» **Exercise material**:
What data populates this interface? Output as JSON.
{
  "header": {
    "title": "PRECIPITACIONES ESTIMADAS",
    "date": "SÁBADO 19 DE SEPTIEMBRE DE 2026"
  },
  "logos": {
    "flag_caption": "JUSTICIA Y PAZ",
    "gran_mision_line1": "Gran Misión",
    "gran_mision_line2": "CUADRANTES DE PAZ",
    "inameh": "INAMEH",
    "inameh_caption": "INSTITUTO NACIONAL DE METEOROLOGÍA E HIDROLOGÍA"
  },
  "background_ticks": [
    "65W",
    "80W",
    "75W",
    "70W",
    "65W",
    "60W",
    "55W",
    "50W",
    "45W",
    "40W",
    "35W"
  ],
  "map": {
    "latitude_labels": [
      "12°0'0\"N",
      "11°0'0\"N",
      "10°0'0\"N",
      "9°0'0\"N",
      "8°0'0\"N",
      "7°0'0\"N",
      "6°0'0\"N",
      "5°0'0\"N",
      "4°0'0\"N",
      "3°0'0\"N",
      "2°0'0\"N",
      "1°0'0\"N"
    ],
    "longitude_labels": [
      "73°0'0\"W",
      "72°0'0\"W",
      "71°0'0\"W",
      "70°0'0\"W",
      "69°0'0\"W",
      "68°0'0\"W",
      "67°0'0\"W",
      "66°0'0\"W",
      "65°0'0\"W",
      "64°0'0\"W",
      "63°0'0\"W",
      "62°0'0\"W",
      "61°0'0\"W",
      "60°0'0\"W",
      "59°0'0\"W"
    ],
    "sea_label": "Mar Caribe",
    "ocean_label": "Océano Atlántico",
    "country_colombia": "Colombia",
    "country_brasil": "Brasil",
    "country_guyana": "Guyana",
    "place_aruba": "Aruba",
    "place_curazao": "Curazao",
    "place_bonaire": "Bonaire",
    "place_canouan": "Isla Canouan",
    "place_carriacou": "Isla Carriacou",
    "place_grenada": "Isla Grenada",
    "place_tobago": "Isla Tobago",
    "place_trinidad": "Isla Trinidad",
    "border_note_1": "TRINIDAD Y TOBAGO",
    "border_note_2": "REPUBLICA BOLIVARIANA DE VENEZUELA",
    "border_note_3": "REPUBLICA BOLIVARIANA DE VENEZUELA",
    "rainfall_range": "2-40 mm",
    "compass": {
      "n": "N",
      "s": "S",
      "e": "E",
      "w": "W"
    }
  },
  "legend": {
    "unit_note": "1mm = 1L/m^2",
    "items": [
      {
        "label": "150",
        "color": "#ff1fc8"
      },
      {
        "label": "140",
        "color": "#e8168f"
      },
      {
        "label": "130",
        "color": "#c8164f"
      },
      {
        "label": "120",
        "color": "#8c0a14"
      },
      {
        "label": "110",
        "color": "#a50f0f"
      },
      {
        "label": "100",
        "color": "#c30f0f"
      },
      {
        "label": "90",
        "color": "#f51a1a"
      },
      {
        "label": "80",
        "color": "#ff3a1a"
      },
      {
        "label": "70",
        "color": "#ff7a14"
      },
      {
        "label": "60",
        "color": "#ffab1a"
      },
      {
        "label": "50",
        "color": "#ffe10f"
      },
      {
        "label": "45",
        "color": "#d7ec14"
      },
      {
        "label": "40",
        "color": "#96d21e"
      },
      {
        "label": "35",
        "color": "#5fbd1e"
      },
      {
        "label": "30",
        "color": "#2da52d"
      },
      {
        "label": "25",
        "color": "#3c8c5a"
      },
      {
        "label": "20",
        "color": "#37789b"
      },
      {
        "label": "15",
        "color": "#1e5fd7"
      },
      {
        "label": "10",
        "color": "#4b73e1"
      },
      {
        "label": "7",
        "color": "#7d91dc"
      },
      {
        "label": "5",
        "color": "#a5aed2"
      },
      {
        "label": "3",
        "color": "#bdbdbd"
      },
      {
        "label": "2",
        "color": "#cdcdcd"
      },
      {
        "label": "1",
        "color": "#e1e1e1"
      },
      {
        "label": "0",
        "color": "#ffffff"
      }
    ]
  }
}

» **The problem**:
Above are the records; retype every one exactly.

» **Answer for this exercise**:
What data populates this interface? Output as JSON.
{
  "header": {
    "title": "PRECIPITACIONES ESTIMADAS",
    "date": "SÁBADO 19 DE SEPTIEMBRE DE 2026"
  },
  "logos": {
    "flag_caption": "JUSTICIA Y PAZ",
    "gran_mision_line1": "Gran Misión",
    "gran_mision_line2": "CUADRANTES DE PAZ",
    "inameh": "INAMEH",
    "inameh_caption": "INSTITUTO NACIONAL DE METEOROLOGÍA E HIDROLOGÍA"
  },
  "background_ticks": [
    "65W",
    "80W",
    "75W",
    "70W",
    "65W",
    "60W",
    "55W",
    "50W",
    "45W",
    "40W",
    "35W"
  ],
  "map": {
    "latitude_labels": [
      "12°0'0\"N",
      "11°0'0\"N",
      "10°0'0\"N",
      "9°0'0\"N",
      "8°0'0\"N",
      "7°0'0\"N",
      "6°0'0\"N",
      "5°0'0\"N",
      "4°0'0\"N",
      "3°0'0\"N",
      "2°0'0\"N",
      "1°0'0\"N"
    ],
    "longitude_labels": [
      "73°0'0\"W",
      "72°0'0\"W",
      "71°0'0\"W",
      "70°0'0\"W",
      "69°0'0\"W",
      "68°0'0\"W",
      "67°0'0\"W",
      "66°0'0\"W",
      "65°0'0\"W",
      "64°0'0\"W",
      "63°0'0\"W",
      "62°0'0\"W",
      "61°0'0\"W",
      "60°0'0\"W",
      "59°0'0\"W"
    ],
    "sea_label": "Mar Caribe",
    "ocean_label": "Océano Atlántico",
    "country_colombia": "Colombia",
    "country_brasil": "Brasil",
    "country_guyana": "Guyana",
    "place_aruba": "Aruba",
    "place_curazao": "Curazao",
    "place_bonaire": "Bonaire",
    "place_canouan": "Isla Canouan",
    "place_carriacou": "Isla Carriacou",
    "place_grenada": "Isla Grenada",
    "place_tobago": "Isla Tobago",
    "place_trinidad": "Isla Trinidad",
    "border_note_1": "TRINIDAD Y TOBAGO",
    "border_note_2": "REPUBLICA BOLIVARIANA DE VENEZUELA",
    "border_note_3": "REPUBLICA BOLIVARIANA DE VENEZUELA",
    "rainfall_range": "2-40 mm",
    "compass": {
      "n": "N",
      "s": "S",
      "e": "E",
      "w": "W"
    }
  },
  "legend": {
    "unit_note": "1mm = 1L/m^2",
    "items": [
      {
        "label": "150",
        "color": "#ff1fc8"
      },
      {
        "label": "140",
        "color": "#e8168f"
      },
      {
        "label": "130",
        "color": "#c8164f"
      },
      {
        "label": "120",
        "color": "#8c0a14"
      },
      {
        "label": "110",
        "color": "#a50f0f"
      },
      {
        "label": "100",
        "color": "#c30f0f"
      },
      {
        "label": "90",
        "color": "#f51a1a"
      },
      {
        "label": "80",
        "color": "#ff3a1a"
      },
      {
        "label": "70",
        "color": "#ff7a14"
      },
      {
        "label": "60",
        "color": "#ffab1a"
      },
      {
        "label": "50",
        "color": "#ffe10f"
      },
      {
        "label": "45",
        "color": "#d7ec14"
      },
      {
        "label": "40",
        "color": "#96d21e"
      },
      {
        "label": "35",
        "color": "#5fbd1e"
      },
      {
        "label": "30",
        "color": "#2da52d"
      },
      {
        "label": "25",
        "color": "#3c8c5a"
      },
      {
        "label": "20",
        "color": "#37789b"
      },
      {
        "label": "15",
        "color": "#1e5fd7"
      },
      {
        "label": "10",
        "color": "#4b73e1"
      },
      {
        "label": "7",
        "color": "#7d91dc"
      },
      {
        "label": "5",
        "color": "#a5aed2"
      },
      {
        "label": "3",
        "color": "#bdbdbd"
      },
      {
        "label": "2",
        "color": "#cdcdcd"
      },
      {
        "label": "1",
        "color": "#e1e1e1"
      },
      {
        "label": "0",
        "color": "#ffffff"
      }
    ]
  }
}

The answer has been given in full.